Write out every entry exactly as it stands.
— start —
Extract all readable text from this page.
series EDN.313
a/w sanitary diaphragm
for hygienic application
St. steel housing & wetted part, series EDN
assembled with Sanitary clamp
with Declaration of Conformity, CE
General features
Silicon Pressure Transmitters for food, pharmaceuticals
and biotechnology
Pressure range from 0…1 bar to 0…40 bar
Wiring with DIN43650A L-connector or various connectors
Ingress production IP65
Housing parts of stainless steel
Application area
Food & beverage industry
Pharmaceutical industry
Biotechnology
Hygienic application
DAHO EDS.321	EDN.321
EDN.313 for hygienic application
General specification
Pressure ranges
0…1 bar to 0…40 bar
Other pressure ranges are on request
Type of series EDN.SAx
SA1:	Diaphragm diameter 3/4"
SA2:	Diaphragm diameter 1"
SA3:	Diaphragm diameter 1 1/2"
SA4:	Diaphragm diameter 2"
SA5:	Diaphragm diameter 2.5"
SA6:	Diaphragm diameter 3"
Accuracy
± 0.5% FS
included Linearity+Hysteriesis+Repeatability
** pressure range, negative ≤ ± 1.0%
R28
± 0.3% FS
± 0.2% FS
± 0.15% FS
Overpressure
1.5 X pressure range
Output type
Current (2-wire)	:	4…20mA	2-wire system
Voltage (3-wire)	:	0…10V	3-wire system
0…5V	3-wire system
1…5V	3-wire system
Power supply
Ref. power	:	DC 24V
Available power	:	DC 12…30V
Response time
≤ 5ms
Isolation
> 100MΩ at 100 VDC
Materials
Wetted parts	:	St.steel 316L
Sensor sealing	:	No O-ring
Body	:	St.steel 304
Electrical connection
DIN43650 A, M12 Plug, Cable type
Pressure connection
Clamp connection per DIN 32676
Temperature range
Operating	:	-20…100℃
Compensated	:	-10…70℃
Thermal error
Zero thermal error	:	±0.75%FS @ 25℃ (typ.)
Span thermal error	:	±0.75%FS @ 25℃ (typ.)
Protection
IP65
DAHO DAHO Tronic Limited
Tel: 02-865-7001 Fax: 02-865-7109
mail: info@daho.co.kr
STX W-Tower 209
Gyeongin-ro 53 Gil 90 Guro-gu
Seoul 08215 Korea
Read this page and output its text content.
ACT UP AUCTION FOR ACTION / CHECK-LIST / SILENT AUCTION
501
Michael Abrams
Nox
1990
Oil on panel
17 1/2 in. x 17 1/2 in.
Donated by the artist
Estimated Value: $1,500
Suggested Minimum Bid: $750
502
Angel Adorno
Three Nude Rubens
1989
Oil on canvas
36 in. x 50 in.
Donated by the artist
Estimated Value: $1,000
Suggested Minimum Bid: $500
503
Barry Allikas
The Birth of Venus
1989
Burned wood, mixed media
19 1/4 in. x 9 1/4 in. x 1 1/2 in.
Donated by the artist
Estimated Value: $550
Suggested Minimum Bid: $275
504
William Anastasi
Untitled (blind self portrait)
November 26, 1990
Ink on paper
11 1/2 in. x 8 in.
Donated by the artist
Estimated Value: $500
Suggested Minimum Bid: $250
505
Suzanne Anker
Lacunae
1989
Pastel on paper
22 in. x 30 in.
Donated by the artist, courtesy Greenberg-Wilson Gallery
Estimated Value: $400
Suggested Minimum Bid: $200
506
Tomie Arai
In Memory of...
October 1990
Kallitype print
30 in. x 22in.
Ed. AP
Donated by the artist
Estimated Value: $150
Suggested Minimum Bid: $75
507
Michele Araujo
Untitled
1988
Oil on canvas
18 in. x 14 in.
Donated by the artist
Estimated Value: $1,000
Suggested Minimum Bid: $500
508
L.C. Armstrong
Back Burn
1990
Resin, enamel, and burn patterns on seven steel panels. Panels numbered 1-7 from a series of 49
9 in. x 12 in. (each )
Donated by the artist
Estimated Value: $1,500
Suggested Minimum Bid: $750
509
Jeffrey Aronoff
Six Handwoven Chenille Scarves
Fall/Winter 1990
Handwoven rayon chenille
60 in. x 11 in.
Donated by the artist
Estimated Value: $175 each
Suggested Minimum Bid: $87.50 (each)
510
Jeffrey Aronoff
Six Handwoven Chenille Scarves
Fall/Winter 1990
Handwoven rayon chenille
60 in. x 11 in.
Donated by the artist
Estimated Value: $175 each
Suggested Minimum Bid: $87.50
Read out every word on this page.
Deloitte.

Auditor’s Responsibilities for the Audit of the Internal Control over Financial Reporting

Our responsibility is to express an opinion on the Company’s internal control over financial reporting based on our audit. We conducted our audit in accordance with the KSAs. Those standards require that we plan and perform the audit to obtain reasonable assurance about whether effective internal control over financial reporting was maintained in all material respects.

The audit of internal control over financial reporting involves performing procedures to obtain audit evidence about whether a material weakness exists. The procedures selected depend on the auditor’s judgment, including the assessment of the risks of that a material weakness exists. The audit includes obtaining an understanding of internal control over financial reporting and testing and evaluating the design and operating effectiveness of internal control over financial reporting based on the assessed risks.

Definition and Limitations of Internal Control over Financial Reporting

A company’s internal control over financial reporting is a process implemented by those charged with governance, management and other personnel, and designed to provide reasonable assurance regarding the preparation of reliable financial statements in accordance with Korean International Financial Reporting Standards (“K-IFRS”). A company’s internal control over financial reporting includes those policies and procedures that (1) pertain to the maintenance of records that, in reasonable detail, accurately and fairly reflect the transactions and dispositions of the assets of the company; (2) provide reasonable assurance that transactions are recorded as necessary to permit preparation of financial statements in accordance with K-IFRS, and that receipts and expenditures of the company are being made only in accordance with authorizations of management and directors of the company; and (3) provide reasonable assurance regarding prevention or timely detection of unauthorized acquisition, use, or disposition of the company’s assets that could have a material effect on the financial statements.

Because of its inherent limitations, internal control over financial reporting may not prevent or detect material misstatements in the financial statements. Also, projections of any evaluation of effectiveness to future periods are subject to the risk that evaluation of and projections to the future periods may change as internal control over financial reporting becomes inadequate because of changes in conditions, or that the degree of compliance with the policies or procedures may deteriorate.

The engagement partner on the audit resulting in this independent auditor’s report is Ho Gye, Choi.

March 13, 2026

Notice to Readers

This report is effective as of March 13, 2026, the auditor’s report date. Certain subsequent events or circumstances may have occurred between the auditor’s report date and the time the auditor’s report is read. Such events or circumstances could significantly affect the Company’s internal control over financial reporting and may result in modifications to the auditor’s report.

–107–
— end —
▶ [Completed exercise]
Extract all readable text from this page.
series EDN.313
a/w sanitary diaphragm
for hygienic application
St. steel housing & wetted part, series EDN
assembled with Sanitary clamp
with Declaration of Conformity, CE
General features
Silicon Pressure Transmitters for food, pharmaceuticals
and biotechnology
Pressure range from 0…1 bar to 0…40 bar
Wiring with DIN43650A L-connector or various connectors
Ingress production IP65
Housing parts of stainless steel
Application area
Food & beverage industry
Pharmaceutical industry
Biotechnology
Hygienic application
DAHO EDS.321	EDN.321
EDN.313 for hygienic application
General specification
Pressure ranges
0…1 bar to 0…40 bar
Other pressure ranges are on request
Type of series EDN.SAx
SA1:	Diaphragm diameter 3/4"
SA2:	Diaphragm diameter 1"
SA3:	Diaphragm diameter 1 1/2"
SA4:	Diaphragm diameter 2"
SA5:	Diaphragm diameter 2.5"
SA6:	Diaphragm diameter 3"
Accuracy
± 0.5% FS
included Linearity+Hysteriesis+Repeatability
** pressure range, negative ≤ ± 1.0%
R28
± 0.3% FS
± 0.2% FS
± 0.15% FS
Overpressure
1.5 X pressure range
Output type
Current (2-wire)	:	4…20mA	2-wire system
Voltage (3-wire)	:	0…10V	3-wire system
0…5V	3-wire system
1…5V	3-wire system
Power supply
Ref. power	:	DC 24V
Available power	:	DC 12…30V
Response time
≤ 5ms
Isolation
> 100MΩ at 100 VDC
Materials
Wetted parts	:	St.steel 316L
Sensor sealing	:	No O-ring
Body	:	St.steel 304
Electrical connection
DIN43650 A, M12 Plug, Cable type
Pressure connection
Clamp connection per DIN 32676
Temperature range
Operating	:	-20…100℃
Compensated	:	-10…70℃
Thermal error
Zero thermal error	:	±0.75%FS @ 25℃ (typ.)
Span thermal error	:	±0.75%FS @ 25℃ (typ.)
Protection
IP65
DAHO DAHO Tronic Limited
Tel: 02-865-7001 Fax: 02-865-7109
mail: info@daho.co.kr
STX W-Tower 209
Gyeongin-ro 53 Gil 90 Guro-gu
Seoul 08215 Korea
Read this page and output its text content.
ACT UP AUCTION FOR ACTION / CHECK-LIST / SILENT AUCTION
501
Michael Abrams
Nox
1990
Oil on panel
17 1/2 in. x 17 1/2 in.
Donated by the artist
Estimated Value: $1,500
Suggested Minimum Bid: $750
502
Angel Adorno
Three Nude Rubens
1989
Oil on canvas
36 in. x 50 in.
Donated by the artist
Estimated Value: $1,000
Suggested Minimum Bid: $500
503
Barry Allikas
The Birth of Venus
1989
Burned wood, mixed media
19 1/4 in. x 9 1/4 in. x 1 1/2 in.
Donated by the artist
Estimated Value: $550
Suggested Minimum Bid: $275
504
William Anastasi
Untitled (blind self portrait)
November 26, 1990
Ink on paper
11 1/2 in. x 8 in.
Donated by the artist
Estimated Value: $500
Suggested Minimum Bid: $250
505
Suzanne Anker
Lacunae
1989
Pastel on paper
22 in. x 30 in.
Donated by the artist, courtesy Greenberg-Wilson Gallery
Estimated Value: $400
Suggested Minimum Bid: $200
506
Tomie Arai
In Memory of...
October 1990
Kallitype print
30 in. x 22in.
Ed. AP
Donated by the artist
Estimated Value: $150
Suggested Minimum Bid: $75
507
Michele Araujo
Untitled
1988
Oil on canvas
18 in. x 14 in.
Donated by the artist
Estimated Value: $1,000
Suggested Minimum Bid: $500
508
L.C. Armstrong
Back Burn
1990
Resin, enamel, and burn patterns on seven steel panels. Panels numbered 1-7 from a series of 49
9 in. x 12 in. (each )
Donated by the artist
Estimated Value: $1,500
Suggested Minimum Bid: $750
509
Jeffrey Aronoff
Six Handwoven Chenille Scarves
Fall/Winter 1990
Handwoven rayon chenille
60 in. x 11 in.
Donated by the artist
Estimated Value: $175 each
Suggested Minimum Bid: $87.50 (each)
510
Jeffrey Aronoff
Six Handwoven Chenille Scarves
Fall/Winter 1990
Handwoven rayon chenille
60 in. x 11 in.
Donated by the artist
Estimated Value: $175 each
Suggested Minimum Bid: $87.50
Read out every word on this page.
Deloitte.

Auditor’s Responsibilities for the Audit of the Internal Control over Financial Reporting

Our responsibility is to express an opinion on the Company’s internal control over financial reporting based on our audit. We conducted our audit in accordance with the KSAs. Those standards require that we plan and perform the audit to obtain reasonable assurance about whether effective internal control over financial reporting was maintained in all material respects.

The audit of internal control over financial reporting involves performing procedures to obtain audit evidence about whether a material weakness exists. The procedures selected depend on the auditor’s judgment, including the assessment of the risks of that a material weakness exists. The audit includes obtaining an understanding of internal control over financial reporting and testing and evaluating the design and operating effectiveness of internal control over financial reporting based on the assessed risks.

Definition and Limitations of Internal Control over Financial Reporting

A company’s internal control over financial reporting is a process implemented by those charged with governance, management and other personnel, and designed to provide reasonable assurance regarding the preparation of reliable financial statements in accordance with Korean International Financial Reporting Standards (“K-IFRS”). A company’s internal control over financial reporting includes those policies and procedures that (1) pertain to the maintenance of records that, in reasonable detail, accurately and fairly reflect the transactions and dispositions of the assets of the company; (2) provide reasonable assurance that transactions are recorded as necessary to permit preparation of financial statements in accordance with K-IFRS, and that receipts and expenditures of the company are being made only in accordance with authorizations of management and directors of the company; and (3) provide reasonable assurance regarding prevention or timely detection of unauthorized acquisition, use, or disposition of the company’s assets that could have a material effect on the financial statements.

Because of its inherent limitations, internal control over financial reporting may not prevent or detect material misstatements in the financial statements. Also, projections of any evaluation of effectiveness to future periods are subject to the risk that evaluation of and projections to the future periods may change as internal control over financial reporting becomes inadequate because of changes in conditions, or that the degree of compliance with the policies or procedures may deteriorate.

The engagement partner on the audit resulting in this independent auditor’s report is Ho Gye, Choi.

March 13, 2026

Notice to Readers

This report is effective as of March 13, 2026, the auditor’s report date. Certain subsequent events or circumstances may have occurred between the auditor’s report date and the time the auditor’s report is read. Such events or circumstances could significantly affect the Company’s internal control over financial reporting and may result in modifications to the auditor’s report.

–107–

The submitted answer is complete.